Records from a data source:

★ ★ ★ ★ ★

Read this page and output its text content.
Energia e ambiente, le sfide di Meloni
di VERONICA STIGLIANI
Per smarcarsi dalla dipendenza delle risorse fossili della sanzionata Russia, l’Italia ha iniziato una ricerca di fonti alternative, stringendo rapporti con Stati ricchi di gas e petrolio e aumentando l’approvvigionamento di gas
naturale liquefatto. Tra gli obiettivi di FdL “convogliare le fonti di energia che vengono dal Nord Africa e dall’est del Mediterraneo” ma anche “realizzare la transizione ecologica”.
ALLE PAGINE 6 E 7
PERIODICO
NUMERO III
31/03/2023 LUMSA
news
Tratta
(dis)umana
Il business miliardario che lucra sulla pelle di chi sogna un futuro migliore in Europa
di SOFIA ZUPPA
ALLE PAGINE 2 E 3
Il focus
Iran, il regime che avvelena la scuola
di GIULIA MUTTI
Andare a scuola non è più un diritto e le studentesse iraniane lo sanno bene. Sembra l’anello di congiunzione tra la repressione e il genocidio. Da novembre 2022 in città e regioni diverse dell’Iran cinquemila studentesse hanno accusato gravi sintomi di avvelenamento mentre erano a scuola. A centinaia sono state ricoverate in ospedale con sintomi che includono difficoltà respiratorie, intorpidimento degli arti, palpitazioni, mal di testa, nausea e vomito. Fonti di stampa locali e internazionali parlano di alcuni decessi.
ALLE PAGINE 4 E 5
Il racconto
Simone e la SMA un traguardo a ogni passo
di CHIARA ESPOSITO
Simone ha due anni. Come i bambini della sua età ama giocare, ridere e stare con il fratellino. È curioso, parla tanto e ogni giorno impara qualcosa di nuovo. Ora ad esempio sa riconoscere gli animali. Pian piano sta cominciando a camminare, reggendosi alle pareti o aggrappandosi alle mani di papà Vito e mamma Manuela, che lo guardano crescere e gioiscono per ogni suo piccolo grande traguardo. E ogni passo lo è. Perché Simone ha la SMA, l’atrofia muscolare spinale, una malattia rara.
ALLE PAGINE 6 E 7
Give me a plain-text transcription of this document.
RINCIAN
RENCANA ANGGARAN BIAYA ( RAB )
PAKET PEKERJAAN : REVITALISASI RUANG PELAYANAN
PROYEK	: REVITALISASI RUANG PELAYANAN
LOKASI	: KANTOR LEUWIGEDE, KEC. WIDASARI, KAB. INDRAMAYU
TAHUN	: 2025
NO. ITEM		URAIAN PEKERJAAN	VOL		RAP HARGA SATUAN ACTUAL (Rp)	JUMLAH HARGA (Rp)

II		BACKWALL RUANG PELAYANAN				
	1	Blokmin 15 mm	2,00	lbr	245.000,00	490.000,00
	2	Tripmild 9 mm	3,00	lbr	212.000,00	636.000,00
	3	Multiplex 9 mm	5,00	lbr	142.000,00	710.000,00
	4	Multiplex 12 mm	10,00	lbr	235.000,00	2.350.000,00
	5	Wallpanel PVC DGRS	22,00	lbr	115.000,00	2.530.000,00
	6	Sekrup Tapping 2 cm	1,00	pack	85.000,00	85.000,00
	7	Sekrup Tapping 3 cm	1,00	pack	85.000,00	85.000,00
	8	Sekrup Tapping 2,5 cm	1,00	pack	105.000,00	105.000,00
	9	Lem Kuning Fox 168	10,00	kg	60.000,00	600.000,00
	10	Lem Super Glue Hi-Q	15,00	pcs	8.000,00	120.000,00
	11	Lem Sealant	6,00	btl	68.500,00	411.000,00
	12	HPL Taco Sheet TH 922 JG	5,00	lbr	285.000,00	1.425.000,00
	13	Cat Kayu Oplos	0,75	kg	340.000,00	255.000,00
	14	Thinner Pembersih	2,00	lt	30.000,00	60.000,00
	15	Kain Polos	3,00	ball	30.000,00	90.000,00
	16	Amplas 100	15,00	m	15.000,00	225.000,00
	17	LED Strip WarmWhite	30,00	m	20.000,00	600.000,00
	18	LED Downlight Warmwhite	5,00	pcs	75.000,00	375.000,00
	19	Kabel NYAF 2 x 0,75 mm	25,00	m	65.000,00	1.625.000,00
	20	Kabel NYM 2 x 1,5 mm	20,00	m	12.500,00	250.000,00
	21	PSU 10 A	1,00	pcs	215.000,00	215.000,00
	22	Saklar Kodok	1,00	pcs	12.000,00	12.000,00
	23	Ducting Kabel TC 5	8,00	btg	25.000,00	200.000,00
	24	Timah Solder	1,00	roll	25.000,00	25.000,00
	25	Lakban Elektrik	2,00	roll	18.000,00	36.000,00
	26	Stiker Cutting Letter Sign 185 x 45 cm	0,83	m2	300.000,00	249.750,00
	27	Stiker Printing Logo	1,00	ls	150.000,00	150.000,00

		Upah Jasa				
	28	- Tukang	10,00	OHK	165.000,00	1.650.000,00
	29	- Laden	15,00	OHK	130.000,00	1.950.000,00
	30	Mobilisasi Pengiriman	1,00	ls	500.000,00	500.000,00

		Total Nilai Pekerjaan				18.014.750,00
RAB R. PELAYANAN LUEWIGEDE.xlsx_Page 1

★ ★ ★ ★ ★

▸ **Given task**: The entries above must be returned in full, exactly as shown.

▸ **The reply**:
Read this page and output its text content.
Energia e ambiente, le sfide di Meloni
di VERONICA STIGLIANI
Per smarcarsi dalla dipendenza delle risorse fossili della sanzionata Russia, l’Italia ha iniziato una ricerca di fonti alternative, stringendo rapporti con Stati ricchi di gas e petrolio e aumentando l’approvvigionamento di gas
naturale liquefatto. Tra gli obiettivi di FdL “convogliare le fonti di energia che vengono dal Nord Africa e dall’est del Mediterraneo” ma anche “realizzare la transizione ecologica”.
ALLE PAGINE 6 E 7
PERIODICO
NUMERO III
31/03/2023 LUMSA
news
Tratta
(dis)umana
Il business miliardario che lucra sulla pelle di chi sogna un futuro migliore in Europa
di SOFIA ZUPPA
ALLE PAGINE 2 E 3
Il focus
Iran, il regime che avvelena la scuola
di GIULIA MUTTI
Andare a scuola non è più un diritto e le studentesse iraniane lo sanno bene. Sembra l’anello di congiunzione tra la repressione e il genocidio. Da novembre 2022 in città e regioni diverse dell’Iran cinquemila studentesse hanno accusato gravi sintomi di avvelenamento mentre erano a scuola. A centinaia sono state ricoverate in ospedale con sintomi che includono difficoltà respiratorie, intorpidimento degli arti, palpitazioni, mal di testa, nausea e vomito. Fonti di stampa locali e internazionali parlano di alcuni decessi.
ALLE PAGINE 4 E 5
Il racconto
Simone e la SMA un traguardo a ogni passo
di CHIARA ESPOSITO
Simone ha due anni. Come i bambini della sua età ama giocare, ridere e stare con il fratellino. È curioso, parla tanto e ogni giorno impara qualcosa di nuovo. Ora ad esempio sa riconoscere gli animali. Pian piano sta cominciando a camminare, reggendosi alle pareti o aggrappandosi alle mani di papà Vito e mamma Manuela, che lo guardano crescere e gioiscono per ogni suo piccolo grande traguardo. E ogni passo lo è. Perché Simone ha la SMA, l’atrofia muscolare spinale, una malattia rara.
ALLE PAGINE 6 E 7
Give me a plain-text transcription of this document.
RINCIAN
RENCANA ANGGARAN BIAYA ( RAB )
PAKET PEKERJAAN : REVITALISASI RUANG PELAYANAN
PROYEK	: REVITALISASI RUANG PELAYANAN
LOKASI	: KANTOR LEUWIGEDE, KEC. WIDASARI, KAB. INDRAMAYU
TAHUN	: 2025
NO. ITEM		URAIAN PEKERJAAN	VOL		RAP HARGA SATUAN ACTUAL (Rp)	JUMLAH HARGA (Rp)

II		BACKWALL RUANG PELAYANAN				
	1	Blokmin 15 mm	2,00	lbr	245.000,00	490.000,00
	2	Tripmild 9 mm	3,00	lbr	212.000,00	636.000,00
	3	Multiplex 9 mm	5,00	lbr	142.000,00	710.000,00
	4	Multiplex 12 mm	10,00	lbr	235.000,00	2.350.000,00
	5	Wallpanel PVC DGRS	22,00	lbr	115.000,00	2.530.000,00
	6	Sekrup Tapping 2 cm	1,00	pack	85.000,00	85.000,00
	7	Sekrup Tapping 3 cm	1,00	pack	85.000,00	85.000,00
	8	Sekrup Tapping 2,5 cm	1,00	pack	105.000,00	105.000,00
	9	Lem Kuning Fox 168	10,00	kg	60.000,00	600.000,00
	10	Lem Super Glue Hi-Q	15,00	pcs	8.000,00	120.000,00
	11	Lem Sealant	6,00	btl	68.500,00	411.000,00
	12	HPL Taco Sheet TH 922 JG	5,00	lbr	285.000,00	1.425.000,00
	13	Cat Kayu Oplos	0,75	kg	340.000,00	255.000,00
	14	Thinner Pembersih	2,00	lt	30.000,00	60.000,00
	15	Kain Polos	3,00	ball	30.000,00	90.000,00
	16	Amplas 100	15,00	m	15.000,00	225.000,00
	17	LED Strip WarmWhite	30,00	m	20.000,00	600.000,00
	18	LED Downlight Warmwhite	5,00	pcs	75.000,00	375.000,00
	19	Kabel NYAF 2 x 0,75 mm	25,00	m	65.000,00	1.625.000,00
	20	Kabel NYM 2 x 1,5 mm	20,00	m	12.500,00	250.000,00
	21	PSU 10 A	1,00	pcs	215.000,00	215.000,00
	22	Saklar Kodok	1,00	pcs	12.000,00	12.000,00
	23	Ducting Kabel TC 5	8,00	btg	25.000,00	200.000,00
	24	Timah Solder	1,00	roll	25.000,00	25.000,00
	25	Lakban Elektrik	2,00	roll	18.000,00	36.000,00
	26	Stiker Cutting Letter Sign 185 x 45 cm	0,83	m2	300.000,00	249.750,00
	27	Stiker Printing Logo	1,00	ls	150.000,00	150.000,00

		Upah Jasa				
	28	- Tukang	10,00	OHK	165.000,00	1.650.000,00
	29	- Laden	15,00	OHK	130.000,00	1.950.000,00
	30	Mobilisasi Pengiriman	1,00	ls	500.000,00	500.000,00

		Total Nilai Pekerjaan				18.014.750,00
RAB R. PELAYANAN LUEWIGEDE.xlsx_Page 1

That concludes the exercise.